* Exercise
Word for word, retype every entry in the listing.

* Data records
====================

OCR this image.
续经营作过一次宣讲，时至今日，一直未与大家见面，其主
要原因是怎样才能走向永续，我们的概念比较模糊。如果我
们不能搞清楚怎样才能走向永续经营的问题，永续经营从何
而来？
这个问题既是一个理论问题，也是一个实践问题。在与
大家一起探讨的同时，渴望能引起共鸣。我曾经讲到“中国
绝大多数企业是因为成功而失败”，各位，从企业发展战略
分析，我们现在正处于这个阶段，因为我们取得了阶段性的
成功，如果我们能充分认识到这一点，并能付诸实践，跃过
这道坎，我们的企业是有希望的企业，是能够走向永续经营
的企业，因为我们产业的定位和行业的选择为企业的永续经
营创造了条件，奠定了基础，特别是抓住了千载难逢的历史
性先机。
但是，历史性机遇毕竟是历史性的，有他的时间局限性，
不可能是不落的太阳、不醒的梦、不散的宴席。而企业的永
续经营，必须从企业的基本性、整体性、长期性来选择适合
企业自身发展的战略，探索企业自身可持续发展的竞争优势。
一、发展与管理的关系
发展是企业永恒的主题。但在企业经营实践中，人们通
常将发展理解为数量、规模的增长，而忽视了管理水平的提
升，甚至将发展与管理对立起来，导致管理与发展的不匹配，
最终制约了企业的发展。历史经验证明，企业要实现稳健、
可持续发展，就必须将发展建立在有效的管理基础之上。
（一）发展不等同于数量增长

====================

* Answer to this task
OCR this image.
续经营作过一次宣讲，时至今日，一直未与大家见面，其主
要原因是怎样才能走向永续，我们的概念比较模糊。如果我
们不能搞清楚怎样才能走向永续经营的问题，永续经营从何
而来？
这个问题既是一个理论问题，也是一个实践问题。在与
大家一起探讨的同时，渴望能引起共鸣。我曾经讲到“中国
绝大多数企业是因为成功而失败”，各位，从企业发展战略
分析，我们现在正处于这个阶段，因为我们取得了阶段性的
成功，如果我们能充分认识到这一点，并能付诸实践，跃过
这道坎，我们的企业是有希望的企业，是能够走向永续经营
的企业，因为我们产业的定位和行业的选择为企业的永续经
营创造了条件，奠定了基础，特别是抓住了千载难逢的历史
性先机。
但是，历史性机遇毕竟是历史性的，有他的时间局限性，
不可能是不落的太阳、不醒的梦、不散的宴席。而企业的永
续经营，必须从企业的基本性、整体性、长期性来选择适合
企业自身发展的战略，探索企业自身可持续发展的竞争优势。
一、发展与管理的关系
发展是企业永恒的主题。但在企业经营实践中，人们通
常将发展理解为数量、规模的增长，而忽视了管理水平的提
升，甚至将发展与管理对立起来，导致管理与发展的不匹配，
最终制约了企业的发展。历史经验证明，企业要实现稳健、
可持续发展，就必须将发展建立在有效的管理基础之上。
（一）发展不等同于数量增长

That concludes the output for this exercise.